**WHAT TO WORK ON**
Retype the records that come next, word for word.

Dataset items
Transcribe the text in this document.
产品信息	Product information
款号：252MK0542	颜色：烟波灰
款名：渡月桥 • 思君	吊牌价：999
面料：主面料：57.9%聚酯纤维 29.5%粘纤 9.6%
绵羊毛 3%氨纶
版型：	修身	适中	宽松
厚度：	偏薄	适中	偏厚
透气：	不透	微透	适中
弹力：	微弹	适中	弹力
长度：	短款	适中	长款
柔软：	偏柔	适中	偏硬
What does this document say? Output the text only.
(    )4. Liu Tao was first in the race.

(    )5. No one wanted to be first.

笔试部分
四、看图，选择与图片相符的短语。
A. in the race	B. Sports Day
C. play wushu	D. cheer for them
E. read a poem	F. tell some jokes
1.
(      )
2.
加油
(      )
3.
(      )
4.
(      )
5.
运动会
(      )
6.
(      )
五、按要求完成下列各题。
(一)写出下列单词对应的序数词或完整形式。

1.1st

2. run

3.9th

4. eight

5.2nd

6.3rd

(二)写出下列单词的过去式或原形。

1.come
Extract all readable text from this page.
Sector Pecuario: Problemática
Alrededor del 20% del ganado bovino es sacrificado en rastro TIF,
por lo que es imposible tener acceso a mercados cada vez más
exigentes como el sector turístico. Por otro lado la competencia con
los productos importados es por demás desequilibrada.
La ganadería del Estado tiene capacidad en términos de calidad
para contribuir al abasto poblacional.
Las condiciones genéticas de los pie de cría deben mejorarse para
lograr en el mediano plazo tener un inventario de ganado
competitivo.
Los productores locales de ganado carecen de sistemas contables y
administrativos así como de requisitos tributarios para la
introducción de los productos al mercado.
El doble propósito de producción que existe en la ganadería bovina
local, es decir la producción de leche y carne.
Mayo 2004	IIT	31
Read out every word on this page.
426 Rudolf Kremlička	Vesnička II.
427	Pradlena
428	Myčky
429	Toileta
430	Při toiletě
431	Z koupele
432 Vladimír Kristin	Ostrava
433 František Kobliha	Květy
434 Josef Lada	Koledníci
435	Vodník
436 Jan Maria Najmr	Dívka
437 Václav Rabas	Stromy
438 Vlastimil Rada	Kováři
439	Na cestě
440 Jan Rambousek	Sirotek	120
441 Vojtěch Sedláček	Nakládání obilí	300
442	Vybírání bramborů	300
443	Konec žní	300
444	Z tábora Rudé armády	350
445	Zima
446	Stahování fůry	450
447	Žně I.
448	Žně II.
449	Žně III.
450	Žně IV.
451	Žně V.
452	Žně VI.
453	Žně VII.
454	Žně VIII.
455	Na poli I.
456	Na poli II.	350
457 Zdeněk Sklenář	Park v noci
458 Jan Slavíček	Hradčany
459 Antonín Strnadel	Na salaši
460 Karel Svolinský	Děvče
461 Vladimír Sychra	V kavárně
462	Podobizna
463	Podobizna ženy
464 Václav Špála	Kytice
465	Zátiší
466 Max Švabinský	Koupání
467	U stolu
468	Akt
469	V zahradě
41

**SOLUTION**
Transcribe the text in this document.
产品信息	Product information
款号：252MK0542	颜色：烟波灰
款名：渡月桥 • 思君	吊牌价：999
面料：主面料：57.9%聚酯纤维 29.5%粘纤 9.6%
绵羊毛 3%氨纶
版型：	修身	适中	宽松
厚度：	偏薄	适中	偏厚
透气：	不透	微透	适中
弹力：	微弹	适中	弹力
长度：	短款	适中	长款
柔软：	偏柔	适中	偏硬
What does this document say? Output the text only.
(    )4. Liu Tao was first in the race.

(    )5. No one wanted to be first.

笔试部分
四、看图，选择与图片相符的短语。
A. in the race	B. Sports Day
C. play wushu	D. cheer for them
E. read a poem	F. tell some jokes
1.
(      )
2.
加油
(      )
3.
(      )
4.
(      )
5.
运动会
(      )
6.
(      )
五、按要求完成下列各题。
(一)写出下列单词对应的序数词或完整形式。

1.1st

2. run

3.9th

4. eight

5.2nd

6.3rd

(二)写出下列单词的过去式或原形。

1.come
Extract all readable text from this page.
Sector Pecuario: Problemática
Alrededor del 20% del ganado bovino es sacrificado en rastro TIF,
por lo que es imposible tener acceso a mercados cada vez más
exigentes como el sector turístico. Por otro lado la competencia con
los productos importados es por demás desequilibrada.
La ganadería del Estado tiene capacidad en términos de calidad
para contribuir al abasto poblacional.
Las condiciones genéticas de los pie de cría deben mejorarse para
lograr en el mediano plazo tener un inventario de ganado
competitivo.
Los productores locales de ganado carecen de sistemas contables y
administrativos así como de requisitos tributarios para la
introducción de los productos al mercado.
El doble propósito de producción que existe en la ganadería bovina
local, es decir la producción de leche y carne.
Mayo 2004	IIT	31
Read out every word on this page.
426 Rudolf Kremlička	Vesnička II.
427	Pradlena
428	Myčky
429	Toileta
430	Při toiletě
431	Z koupele
432 Vladimír Kristin	Ostrava
433 František Kobliha	Květy
434 Josef Lada	Koledníci
435	Vodník
436 Jan Maria Najmr	Dívka
437 Václav Rabas	Stromy
438 Vlastimil Rada	Kováři
439	Na cestě
440 Jan Rambousek	Sirotek	120
441 Vojtěch Sedláček	Nakládání obilí	300
442	Vybírání bramborů	300
443	Konec žní	300
444	Z tábora Rudé armády	350
445	Zima
446	Stahování fůry	450
447	Žně I.
448	Žně II.
449	Žně III.
450	Žně IV.
451	Žně V.
452	Žně VI.
453	Žně VII.
454	Žně VIII.
455	Na poli I.
456	Na poli II.	350
457 Zdeněk Sklenář	Park v noci
458 Jan Slavíček	Hradčany
459 Antonín Strnadel	Na salaši
460 Karel Svolinský	Děvče
461 Vladimír Sychra	V kavárně
462	Podobizna
463	Podobizna ženy
464 Václav Špála	Kytice
465	Zátiší
466 Max Švabinský	Koupání
467	U stolu
468	Akt
469	V zahradě
41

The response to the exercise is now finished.